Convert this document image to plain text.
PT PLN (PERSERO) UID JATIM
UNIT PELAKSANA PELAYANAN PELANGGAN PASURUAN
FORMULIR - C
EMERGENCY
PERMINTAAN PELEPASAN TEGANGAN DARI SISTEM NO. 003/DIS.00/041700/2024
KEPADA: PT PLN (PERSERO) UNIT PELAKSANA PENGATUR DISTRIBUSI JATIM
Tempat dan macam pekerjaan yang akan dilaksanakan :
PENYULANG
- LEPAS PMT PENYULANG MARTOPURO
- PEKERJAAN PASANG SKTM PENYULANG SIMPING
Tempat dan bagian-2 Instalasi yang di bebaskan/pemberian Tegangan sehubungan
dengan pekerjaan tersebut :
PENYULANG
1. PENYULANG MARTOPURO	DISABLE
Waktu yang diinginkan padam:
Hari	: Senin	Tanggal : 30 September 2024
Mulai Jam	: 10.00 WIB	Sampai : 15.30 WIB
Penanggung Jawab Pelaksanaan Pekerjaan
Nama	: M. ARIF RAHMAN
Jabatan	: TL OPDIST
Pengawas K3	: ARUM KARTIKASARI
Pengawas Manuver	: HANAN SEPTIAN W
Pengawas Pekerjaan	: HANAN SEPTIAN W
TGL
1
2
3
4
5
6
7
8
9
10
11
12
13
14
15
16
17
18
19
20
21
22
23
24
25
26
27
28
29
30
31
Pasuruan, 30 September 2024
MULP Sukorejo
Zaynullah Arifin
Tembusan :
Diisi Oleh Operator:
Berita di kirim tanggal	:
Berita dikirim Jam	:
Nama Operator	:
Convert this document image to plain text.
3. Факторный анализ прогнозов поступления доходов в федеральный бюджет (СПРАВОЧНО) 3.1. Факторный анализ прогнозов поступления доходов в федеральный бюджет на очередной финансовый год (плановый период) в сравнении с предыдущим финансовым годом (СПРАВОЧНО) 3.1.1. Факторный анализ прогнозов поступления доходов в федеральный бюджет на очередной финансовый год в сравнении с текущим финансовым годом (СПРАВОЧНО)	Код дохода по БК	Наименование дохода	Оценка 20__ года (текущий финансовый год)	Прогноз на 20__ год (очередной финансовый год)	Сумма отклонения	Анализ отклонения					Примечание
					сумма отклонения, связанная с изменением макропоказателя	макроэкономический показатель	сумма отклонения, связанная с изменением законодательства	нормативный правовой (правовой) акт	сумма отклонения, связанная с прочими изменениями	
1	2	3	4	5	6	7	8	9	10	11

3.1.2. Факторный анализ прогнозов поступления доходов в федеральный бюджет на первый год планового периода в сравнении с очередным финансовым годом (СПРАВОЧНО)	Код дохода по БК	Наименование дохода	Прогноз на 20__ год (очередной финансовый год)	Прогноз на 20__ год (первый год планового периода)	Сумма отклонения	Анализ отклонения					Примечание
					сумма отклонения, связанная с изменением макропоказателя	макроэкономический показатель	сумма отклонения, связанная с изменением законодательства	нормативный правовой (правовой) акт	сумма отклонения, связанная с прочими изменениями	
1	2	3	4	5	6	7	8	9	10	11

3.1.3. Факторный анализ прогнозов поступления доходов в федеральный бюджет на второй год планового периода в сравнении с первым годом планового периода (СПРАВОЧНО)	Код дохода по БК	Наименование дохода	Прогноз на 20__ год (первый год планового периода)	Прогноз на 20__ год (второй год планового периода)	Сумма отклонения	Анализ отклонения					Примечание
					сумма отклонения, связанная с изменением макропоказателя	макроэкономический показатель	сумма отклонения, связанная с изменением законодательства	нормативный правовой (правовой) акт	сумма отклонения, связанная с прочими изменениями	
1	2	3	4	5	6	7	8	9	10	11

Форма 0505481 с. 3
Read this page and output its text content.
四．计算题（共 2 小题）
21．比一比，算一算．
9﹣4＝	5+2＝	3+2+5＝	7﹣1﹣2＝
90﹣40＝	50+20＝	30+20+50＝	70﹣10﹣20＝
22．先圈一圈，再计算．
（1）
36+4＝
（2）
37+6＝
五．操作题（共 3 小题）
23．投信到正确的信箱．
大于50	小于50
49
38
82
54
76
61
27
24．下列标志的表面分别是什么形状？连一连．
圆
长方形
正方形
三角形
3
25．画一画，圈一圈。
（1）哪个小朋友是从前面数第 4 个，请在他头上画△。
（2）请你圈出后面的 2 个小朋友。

· · · ·

* **STATED PROBLEM**
Everything from the line containing "Read this page and output its text content." to the last line of the entries above should be quoted exactly, and only that.

* **ANSWER TO THE TASK**
Read this page and output its text content.
四．计算题（共 2 小题）
21．比一比，算一算．
9﹣4＝	5+2＝	3+2+5＝	7﹣1﹣2＝
90﹣40＝	50+20＝	30+20+50＝	70﹣10﹣20＝
22．先圈一圈，再计算．
（1）
36+4＝
（2）
37+6＝
五．操作题（共 3 小题）
23．投信到正确的信箱．
大于50	小于50
49
38
82
54
76
61
27
24．下列标志的表面分别是什么形状？连一连．
圆
长方形
正方形
三角形
3
25．画一画，圈一圈。
（1）哪个小朋友是从前面数第 4 个，请在他头上画△。
（2）请你圈出后面的 2 个小朋友。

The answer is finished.